Records from a data collection
------------------------------------------------

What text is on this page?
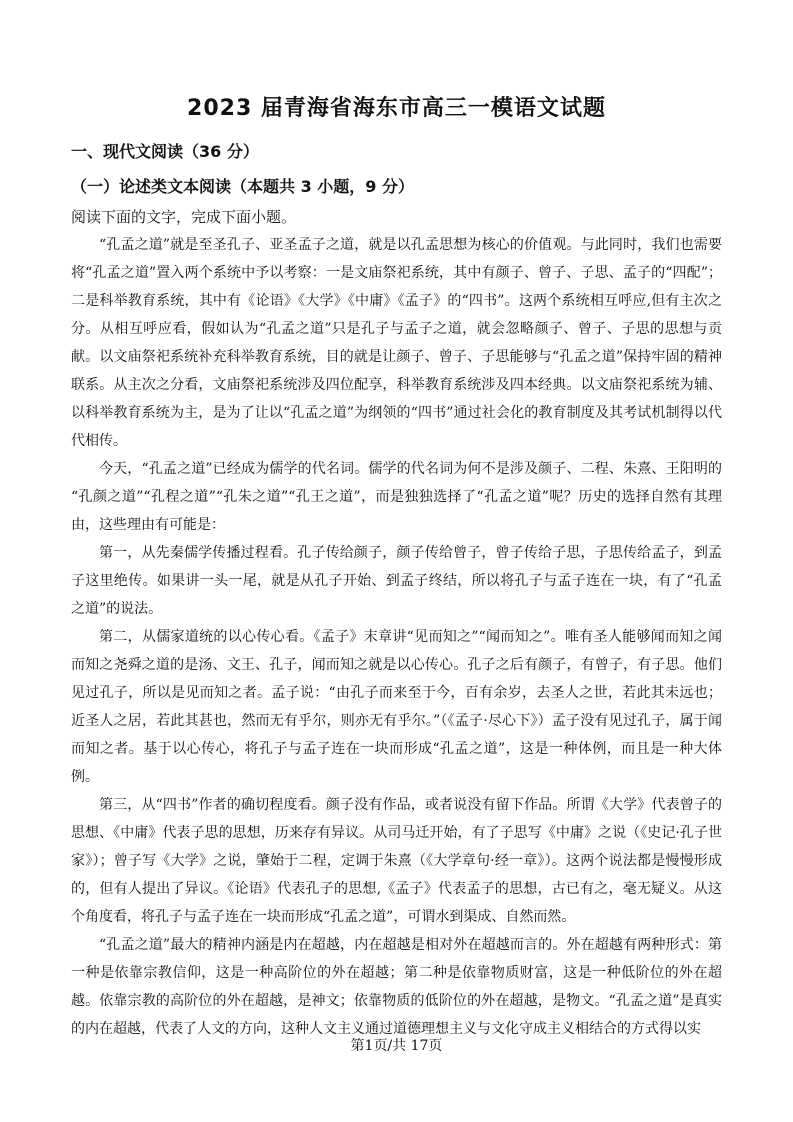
2023 届青海省海东市高三一模语文试题
一、现代文阅读（36 分）
（一）论述类文本阅读（本题共 3 小题，9 分）
阅读下面的文字，完成下面小题。

“孔孟之道”就是至圣孔子、亚圣孟子之道，就是以孔孟思想为核心的价值观。与此同时，我们也需要将“孔孟之道”置入两个系统中予以考察：一是文庙祭祀系统，其中有颜子、曾子、子思、孟子的“四配”；二是科举教育系统，其中有《论语》《大学》《中庸》《孟子》的“四书”。这两个系统相互呼应,但有主次之分。从相互呼应看，假如认为“孔孟之道”只是孔子与孟子之道，就会忽略颜子、曾子、子思的思想与贡献。以文庙祭祀系统补充科举教育系统，目的就是让颜子、曾子、子思能够与“孔孟之道”保持牢固的精神联系。从主次之分看，文庙祭祀系统涉及四位配享，科举教育系统涉及四本经典。以文庙祭祀系统为辅、以科举教育系统为主，是为了让以“孔孟之道”为纲领的“四书”通过社会化的教育制度及其考试机制得以代代相传。

今天，“孔孟之道”已经成为儒学的代名词。儒学的代名词为何不是涉及颜子、二程、朱熹、王阳明的“孔颜之道”“孔程之道”“孔朱之道”“孔王之道”，而是独独选择了“孔孟之道”呢？历史的选择自然有其理由，这些理由有可能是：

第一，从先秦儒学传播过程看。孔子传给颜子，颜子传给曾子，曾子传给子思，子思传给孟子，到孟子这里绝传。如果讲一头一尾，就是从孔子开始、到孟子终结，所以将孔子与孟子连在一块，有了“孔孟之道”的说法。

第二，从儒家道统的以心传心看。《孟子》末章讲“见而知之”“闻而知之”。唯有圣人能够闻而知之闻而知之尧舜之道的是汤、文王、孔子，闻而知之就是以心传心。孔子之后有颜子，有曾子，有子思。他们见过孔子，所以是见而知之者。孟子说：“由孔子而来至于今，百有余岁，去圣人之世，若此其未远也；近圣人之居，若此其甚也，然而无有乎尔，则亦无有乎尔。”（《孟子·尽心下》）孟子没有见过孔子，属于闻而知之者。基于以心传心，将孔子与孟子连在一块而形成“孔孟之道”，这是一种体例，而且是一种大体例。

第三，从“四书”作者的确切程度看。颜子没有作品，或者说没有留下作品。所谓《大学》代表曾子的思想、《中庸》代表子思的思想，历来存有异议。从司马迁开始，有了子思写《中庸》之说（《史记·孔子世家》）；曾子写《大学》之说，肇始于二程，定调于朱熹（《大学章句·经一章》）。这两个说法都是慢慢形成的，但有人提出了异议。《论语》代表孔子的思想,《孟子》代表孟子的思想，古已有之，毫无疑义。从这个角度看，将孔子与孟子连在一块而形成“孔孟之道”，可谓水到渠成、自然而然。

“孔孟之道”最大的精神内涵是内在超越，内在超越是相对外在超越而言的。外在超越有两种形式：第一种是依靠宗教信仰，这是一种高阶位的外在超越；第二种是依靠物质财富，这是一种低阶位的外在超越。依靠宗教的高阶位的外在超越，是神文；依靠物质的低阶位的外在超越，是物文。“孔孟之道”是真实的内在超越，代表了人文的方向，这种人文主义通过道德理想主义与文化守成主义相结合的方式得以实

第1页/共 17页
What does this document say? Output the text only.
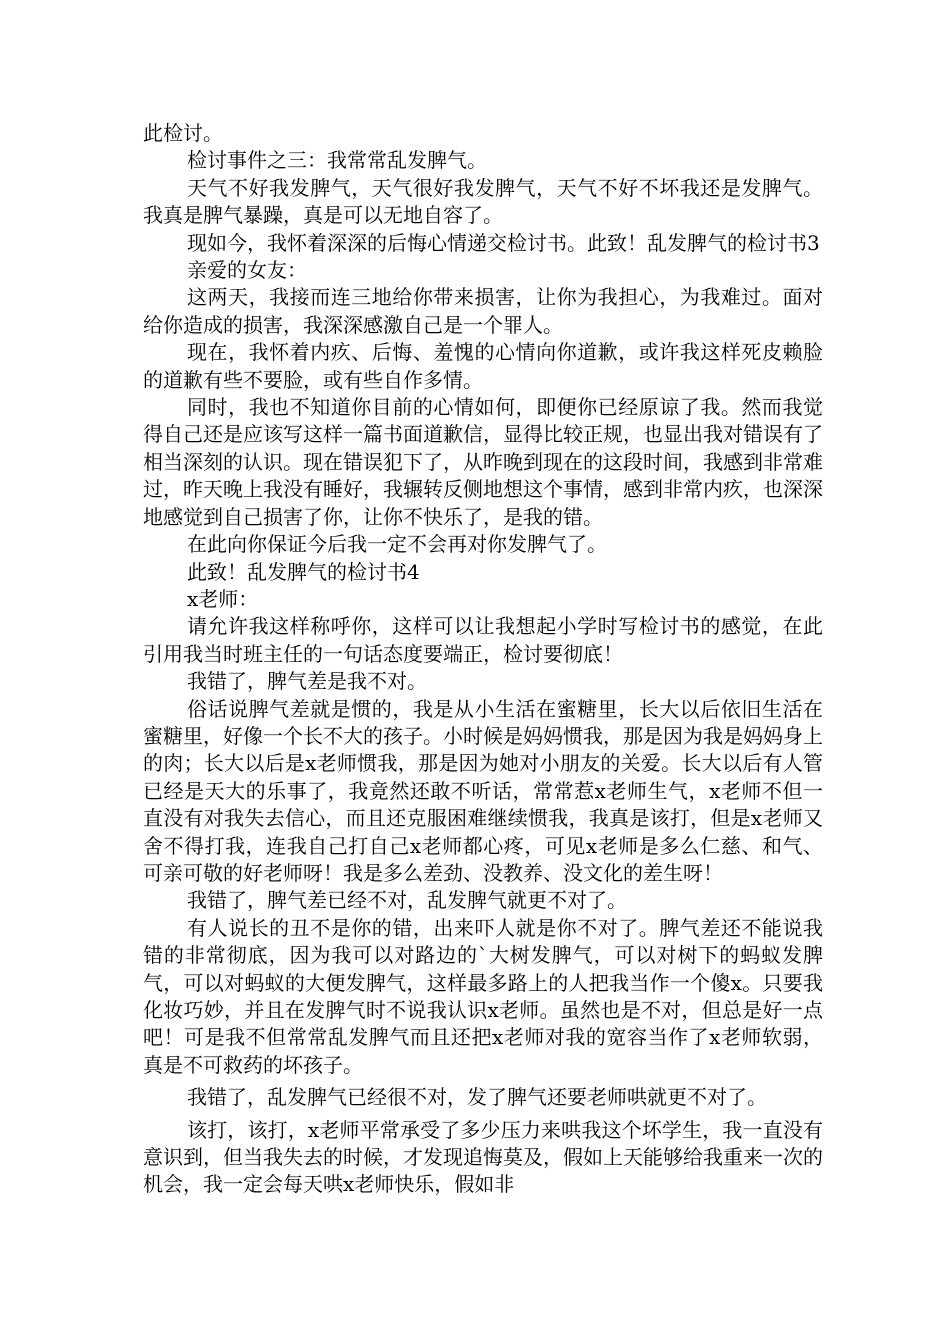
此检讨。

检讨事件之三：我常常乱发脾气。

天气不好我发脾气，天气很好我发脾气，天气不好不坏我还是发脾气。我真是脾气暴躁，真是可以无地自容了。

现如今，我怀着深深的后悔心情递交检讨书。此致！乱发脾气的检讨书3

亲爱的女友：

这两天，我接而连三地给你带来损害，让你为我担心，为我难过。面对给你造成的损害，我深深感激自己是一个罪人。

现在，我怀着内疚、后悔、羞愧的心情向你道歉，或许我这样死皮赖脸的道歉有些不要脸，或有些自作多情。

同时，我也不知道你目前的心情如何，即便你已经原谅了我。然而我觉得自己还是应该写这样一篇书面道歉信，显得比较正规，也显出我对错误有了相当深刻的认识。现在错误犯下了，从昨晚到现在的这段时间，我感到非常难过，昨天晚上我没有睡好，我辗转反侧地想这个事情，感到非常内疚，也深深地感觉到自己损害了你，让你不快乐了，是我的错。

在此向你保证今后我一定不会再对你发脾气了。

此致！乱发脾气的检讨书4

x老师：

请允许我这样称呼你，这样可以让我想起小学时写检讨书的感觉，在此引用我当时班主任的一句话态度要端正，检讨要彻底！

我错了，脾气差是我不对。

俗话说脾气差就是惯的，我是从小生活在蜜糖里，长大以后依旧生活在蜜糖里，好像一个长不大的孩子。小时候是妈妈惯我，那是因为我是妈妈身上的肉；长大以后是x老师惯我，那是因为她对小朋友的关爱。长大以后有人管已经是天大的乐事了，我竟然还敢不听话，常常惹x老师生气，x老师不但一直没有对我失去信心，而且还克服困难继续惯我，我真是该打，但是x老师又舍不得打我，连我自己打自己x老师都心疼，可见x老师是多么仁慈、和气、可亲可敬的好老师呀！我是多么差劲、没教养、没文化的差生呀！

我错了，脾气差已经不对，乱发脾气就更不对了。

有人说长的丑不是你的错，出来吓人就是你不对了。脾气差还不能说我错的非常彻底，因为我可以对路边的`大树发脾气，可以对树下的蚂蚁发脾气，可以对蚂蚁的大便发脾气，这样最多路上的人把我当作一个傻x。只要我化妆巧妙，并且在发脾气时不说我认识x老师。虽然也是不对，但总是好一点吧！可是我不但常常乱发脾气而且还把x老师对我的宽容当作了x老师软弱，真是不可救药的坏孩子。

我错了，乱发脾气已经很不对，发了脾气还要老师哄就更不对了。

该打，该打，x老师平常承受了多少压力来哄我这个坏学生，我一直没有意识到，但当我失去的时候，才发现追悔莫及，假如上天能够给我重来一次的机会，我一定会每天哄x老师快乐，假如非
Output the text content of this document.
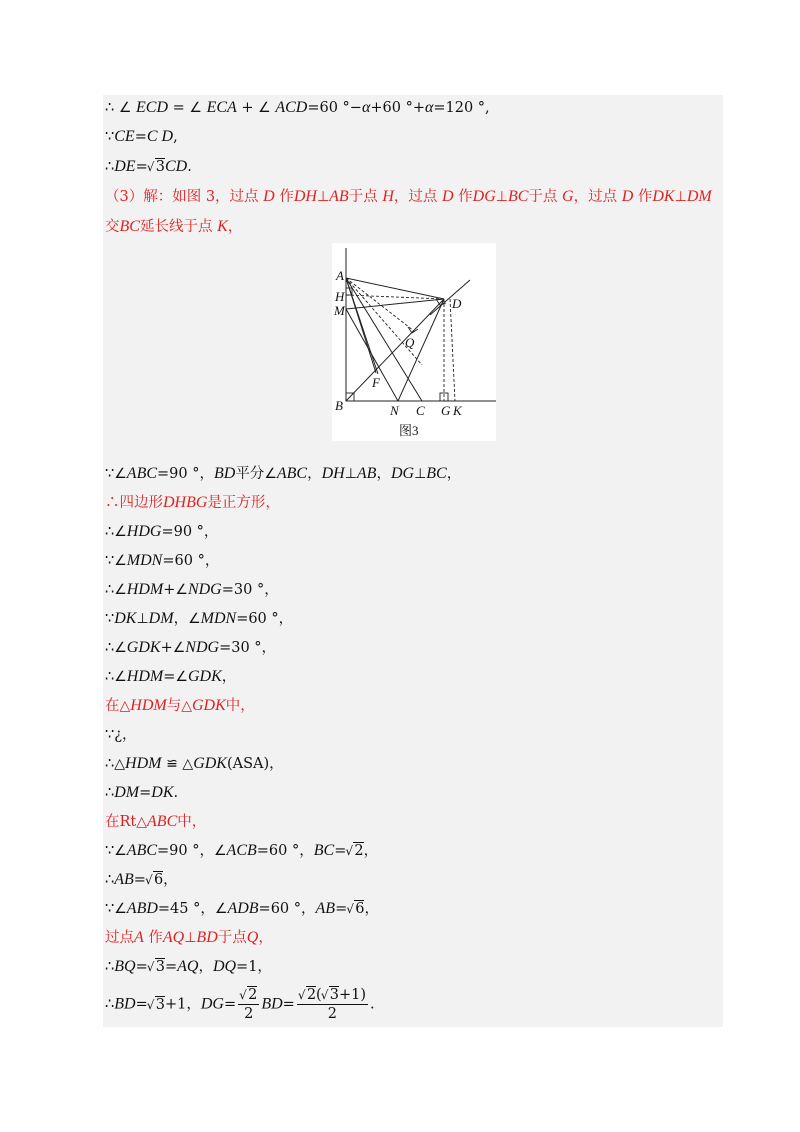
∴ ∠ ECD = ∠ ECA + ∠ ACD=60 °−α+60 °+α=120 °,
∵CE=C D,
∴DE= √ 3CD.
（3）解：如图 3，过点 D 作DH⊥AB于点 H，过点 D 作DG⊥BC于点 G，过点 D 作DK⊥DM
交BC延长线于点 K，
A
H
M
B	N C G K
D
Q
F
图3
∵∠ABC=90 °，BD平分∠ABC，DH⊥AB，DG⊥BC，
∴四边形DHBG是正方形，
∴∠HDG=90 °，
∵∠MDN=60 °，
∴∠HDM+∠NDG=30 °，
∵DK⊥DM，∠MDN=60 °，
∴∠GDK+∠NDG=30 °，
∴∠HDM=∠GDK，
在△HDM与△GDK中，
∵¿，
∴△HDM ≌ △GDK(ASA)，
∴DM=DK.
在Rt△ABC中，
∵∠ABC=90 °，∠ACB=60 °，BC= √ 2，
∴AB= √ 6，
∵∠ABD=45 °，∠ADB=60 °，AB= √ 6，
过点A 作AQ⊥BD于点Q，
∴BQ= √ 3=AQ，DQ=1，
∴BD= √ 3+1，$DG= \frac{√ 2}{2} BD= \frac{√ 2( √ 3+1)}{2}$ .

------------------------------------------------

From the records above, pull out each line that has "document".

Task answer:
What does this document say? Output the text only.
Output the text content of this document.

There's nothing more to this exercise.